------ INPUT MATERIAL

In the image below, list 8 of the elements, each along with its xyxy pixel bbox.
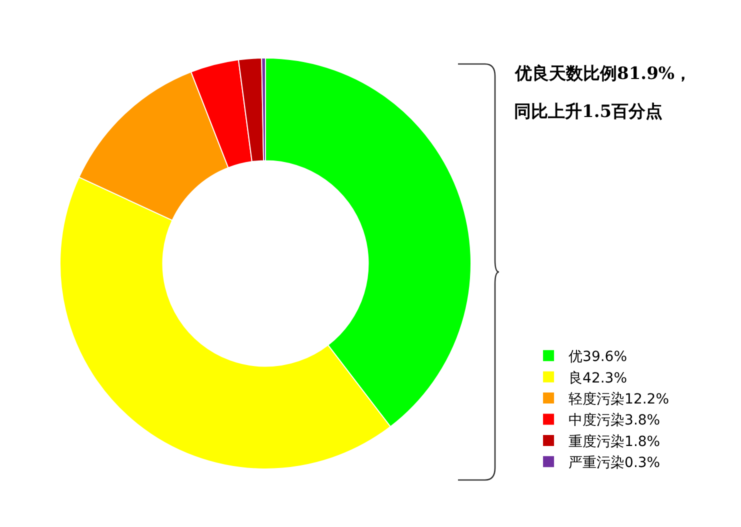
text: 优良天数比例81.9%， xyxy=(514,64,692,84)
legend-label: 重度污染1.8% xyxy=(568,434,660,450)
legend-label: 中度污染3.8% xyxy=(568,412,660,429)
text: 同比上升1.5百分点 xyxy=(514,102,663,122)
legend-label: 优39.6% xyxy=(568,349,628,366)
legend-label: 严重污染0.3% xyxy=(568,455,660,472)
legend-label: 轻度污染12.2% xyxy=(568,392,670,408)
legend-label: 良42.3% xyxy=(568,370,628,386)
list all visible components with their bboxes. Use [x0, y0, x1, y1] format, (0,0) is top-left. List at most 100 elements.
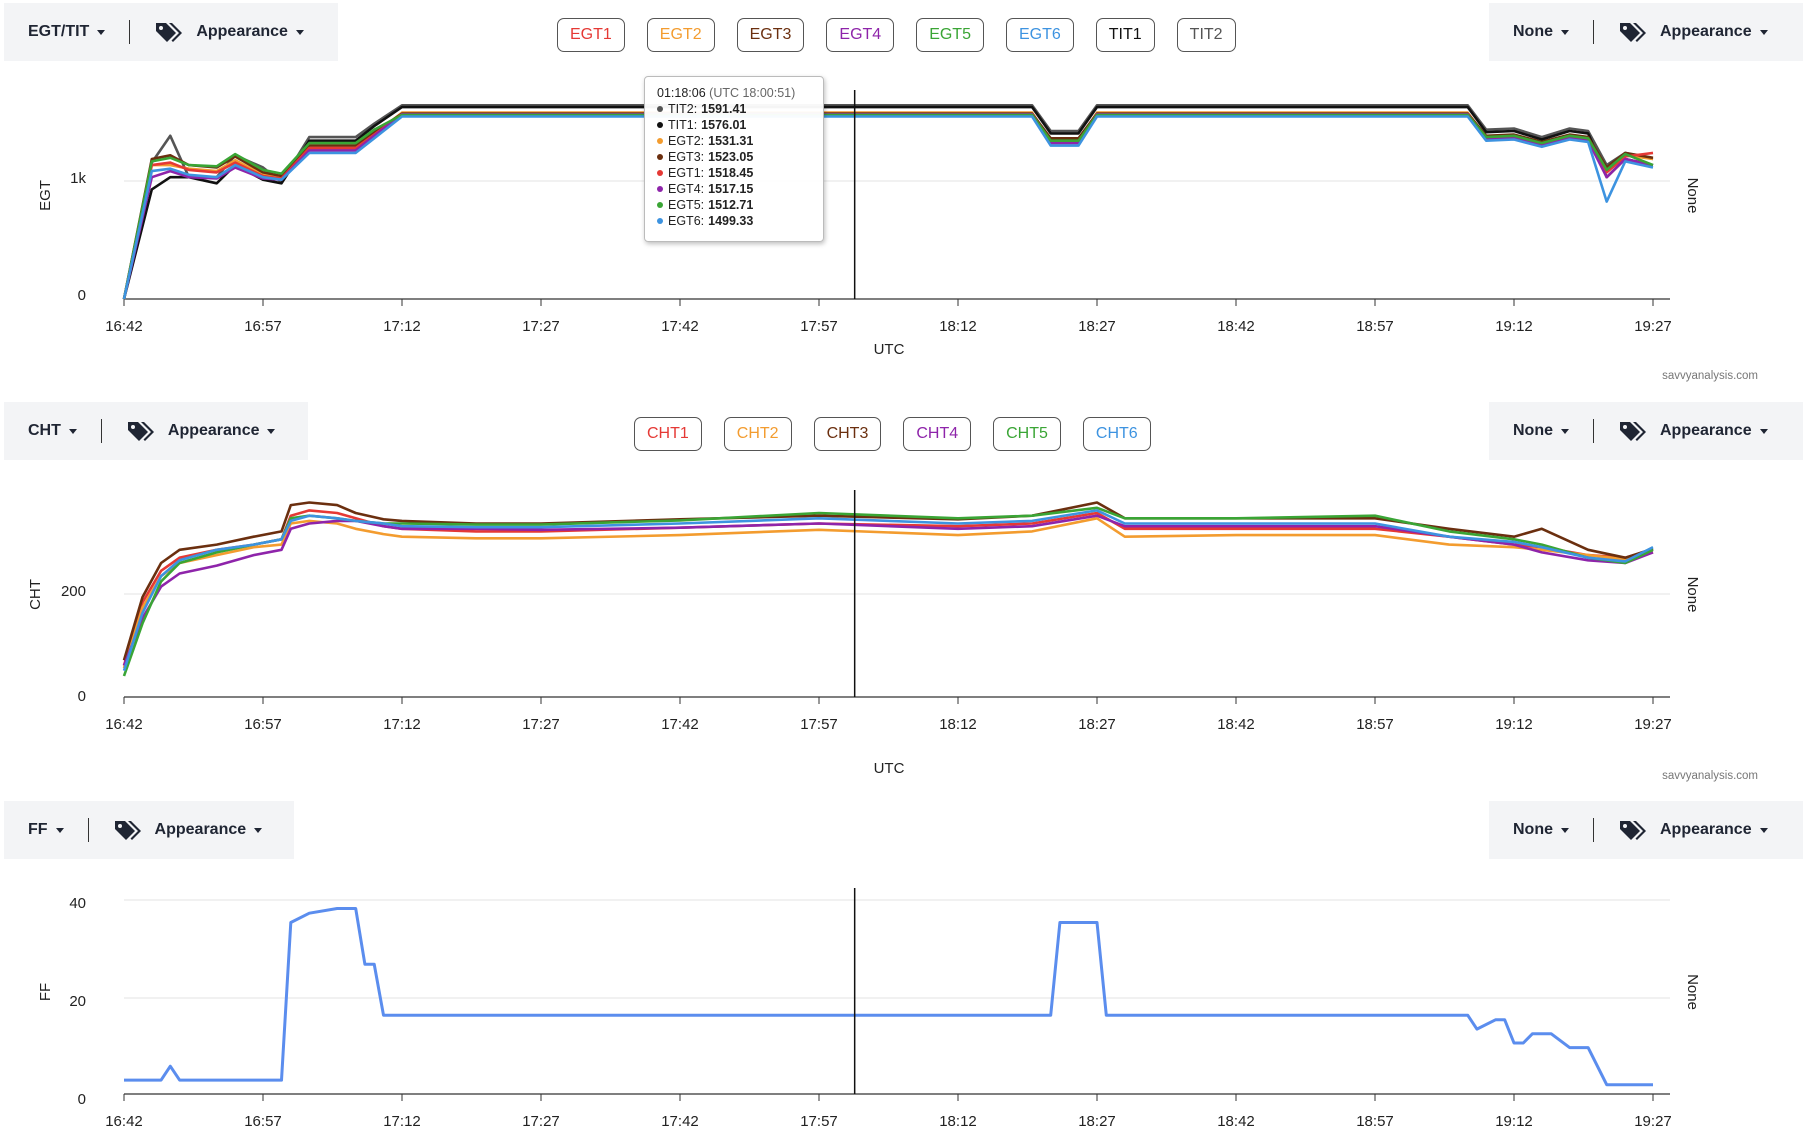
x-tick-label: 17:42	[661, 318, 699, 335]
divider	[1593, 20, 1594, 44]
x-tick-label: 19:12	[1495, 318, 1533, 335]
x-tick-label: 17:27	[522, 318, 560, 335]
x-tick-label: 17:12	[383, 318, 421, 335]
y-tick-label: 0	[78, 287, 86, 304]
ff-parameter-label: FF	[28, 821, 48, 838]
x-tick-label: 18:12	[939, 716, 977, 733]
ff-right-parameter-label: None	[1513, 821, 1553, 838]
x-tick-label: 18:42	[1217, 716, 1255, 733]
x-tick-label: 17:12	[383, 716, 421, 733]
tooltip-row-egt4: EGT4: 1517.15	[657, 181, 813, 197]
cht-right-appearance-dropdown[interactable]: Appearance	[1618, 420, 1768, 442]
legend-egt5[interactable]: EGT5	[916, 18, 984, 52]
tag-icon	[156, 23, 183, 42]
chevron-down-icon	[1561, 29, 1569, 35]
cht-right-parameter-dropdown[interactable]: None	[1513, 422, 1569, 440]
chevron-down-icon	[267, 428, 276, 434]
tooltip-series-name: EGT4:	[668, 182, 705, 196]
x-tick-label: 17:27	[522, 716, 560, 733]
ff-right-parameter-dropdown[interactable]: None	[1513, 821, 1569, 839]
egt-right-parameter-dropdown[interactable]: None	[1513, 23, 1569, 41]
y-tick-label: 1k	[70, 170, 86, 187]
legend-tit2[interactable]: TIT2	[1176, 18, 1236, 52]
series-dot-icon	[657, 170, 663, 176]
tag-icon	[114, 821, 141, 840]
x-tick-label: 18:57	[1356, 318, 1394, 335]
tag-icon	[1620, 23, 1646, 42]
cht-parameter-dropdown[interactable]: CHT	[28, 422, 77, 440]
legend-egt4[interactable]: EGT4	[826, 18, 895, 52]
egt-panel: EGT/TIT Appearance EGT1 EGT2 EGT3 EGT4 EGT5 E…	[0, 0, 1803, 395]
ff-parameter-dropdown[interactable]: FF	[28, 821, 64, 839]
x-tick-label: 19:12	[1495, 1113, 1533, 1130]
egt-chart[interactable]: 1k 0 16:42 16:57 17:12 17:27 17:42 17:57 18:12 18…	[0, 0, 1803, 395]
egt-appearance-label: Appearance	[196, 23, 288, 40]
ff-right-appearance-dropdown[interactable]: Appearance	[1618, 819, 1768, 841]
x-tick-label: 16:42	[105, 318, 143, 335]
ff-appearance-dropdown[interactable]: Appearance	[113, 819, 263, 841]
tooltip-series-name: EGT2:	[668, 134, 705, 148]
divider	[1593, 419, 1594, 443]
legend-tit1[interactable]: TIT1	[1095, 18, 1155, 52]
tooltip-series-value: 1517.15	[708, 182, 754, 196]
egt-right-appearance-label: Appearance	[1660, 23, 1752, 40]
legend-cht3[interactable]: CHT3	[813, 417, 882, 451]
x-tick-label: 16:57	[244, 716, 282, 733]
ff-chart[interactable]: 40 20 0 16:42 16:57 17:12 17:27 17:42 17:57 18:12…	[0, 798, 1803, 1142]
y-tick-label: 0	[78, 1091, 86, 1108]
x-tick-label: 16:57	[244, 1113, 282, 1130]
x-tick-label: 17:57	[800, 716, 838, 733]
cht-parameter-label: CHT	[28, 422, 61, 439]
chevron-down-icon	[1759, 428, 1768, 434]
egt-right-parameter-label: None	[1513, 23, 1553, 40]
series-line-cht2	[122, 517, 1654, 669]
tooltip-row-egt5: EGT5: 1512.71	[657, 197, 813, 213]
divider	[129, 20, 131, 44]
x-tick-label: 19:27	[1634, 1113, 1672, 1130]
legend-egt2[interactable]: EGT2	[646, 18, 715, 52]
legend-egt6[interactable]: EGT6	[1005, 18, 1074, 52]
legend-egt1[interactable]: EGT1	[557, 18, 625, 52]
cht-left-control: CHT Appearance	[4, 402, 308, 460]
right-axis-label: None	[1684, 577, 1701, 613]
egt-appearance-dropdown[interactable]: Appearance	[154, 21, 304, 43]
brand-watermark: savvyanalysis.com	[1662, 770, 1758, 782]
cht-appearance-dropdown[interactable]: Appearance	[126, 420, 276, 442]
y-tick-label: 0	[78, 688, 86, 705]
x-tick-label: 17:42	[661, 716, 699, 733]
legend-cht4[interactable]: CHT4	[903, 417, 972, 451]
legend-cht2[interactable]: CHT2	[723, 417, 792, 451]
cht-legend: CHT1 CHT2 CHT3 CHT4 CHT5 CHT6	[634, 417, 1173, 451]
x-tick-label: 18:27	[1078, 716, 1116, 733]
cht-right-appearance-label: Appearance	[1660, 422, 1752, 439]
x-tick-label: 18:57	[1356, 716, 1394, 733]
legend-cht1[interactable]: CHT1	[634, 417, 702, 451]
x-tick-label: 17:57	[800, 1113, 838, 1130]
series-line-ff	[124, 907, 1653, 1087]
y-tick-label: 20	[69, 993, 86, 1010]
right-axis-label: None	[1684, 178, 1701, 214]
egt-right-appearance-dropdown[interactable]: Appearance	[1618, 21, 1768, 43]
egt-parameter-dropdown[interactable]: EGT/TIT	[28, 23, 106, 41]
ff-panel: FF Appearance None Appearance 40 20 0 16:42…	[0, 798, 1803, 1142]
x-tick-label: 18:57	[1356, 1113, 1394, 1130]
x-tick-label: 16:42	[105, 1113, 143, 1130]
tag-icon	[1620, 422, 1646, 441]
ff-right-control: None Appearance	[1489, 801, 1803, 859]
tooltip-utc: (UTC 18:00:51)	[709, 86, 796, 100]
x-tick-label: 19:12	[1495, 716, 1533, 733]
legend-cht6[interactable]: CHT6	[1082, 417, 1151, 451]
egt-left-control: EGT/TIT Appearance	[4, 3, 338, 61]
tooltip-series-value: 1591.41	[701, 102, 747, 116]
x-axis-label: UTC	[874, 760, 905, 777]
cht-chart[interactable]: 200 0 16:42 16:57 17:12 17:27 17:42 17:57 18:12 1…	[0, 399, 1803, 794]
legend-egt3[interactable]: EGT3	[736, 18, 805, 52]
tooltip-series-name: EGT3:	[668, 150, 705, 164]
egt-parameter-label: EGT/TIT	[28, 23, 90, 40]
x-tick-label: 16:57	[244, 318, 282, 335]
tooltip-series-value: 1576.01	[701, 118, 747, 132]
x-tick-label: 18:42	[1217, 318, 1255, 335]
tag-icon	[127, 422, 154, 441]
legend-cht5[interactable]: CHT5	[993, 417, 1061, 451]
brand-watermark: savvyanalysis.com	[1662, 370, 1758, 382]
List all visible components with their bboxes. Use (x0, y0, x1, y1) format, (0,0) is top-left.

------------

■ **EXERCISE AIM**:
Retype the data starting with the line that contains "318, 699, 335]" and going on through the line that contains "29, 1569, 35]", with both of those lines included.

■ **TASK OUTPUT**:
x-tick-label: 17:42	[661, 318, 699, 335]
divider	[1593, 20, 1594, 44]
x-tick-label: 19:12	[1495, 318, 1533, 335]
x-tick-label: 17:27	[522, 318, 560, 335]
x-tick-label: 17:12	[383, 318, 421, 335]
y-tick-label: 0	[78, 287, 86, 304]
ff-parameter-label: FF	[28, 821, 48, 838]
x-tick-label: 18:12	[939, 716, 977, 733]
ff-right-parameter-label: None	[1513, 821, 1553, 838]
x-tick-label: 18:42	[1217, 716, 1255, 733]
x-tick-label: 17:12	[383, 716, 421, 733]
tooltip-row-egt4: EGT4: 1517.15	[657, 181, 813, 197]
cht-right-appearance-dropdown[interactable]: Appearance	[1618, 420, 1768, 442]
legend-egt5[interactable]: EGT5	[916, 18, 984, 52]
tag-icon	[156, 23, 183, 42]
chevron-down-icon	[1561, 29, 1569, 35]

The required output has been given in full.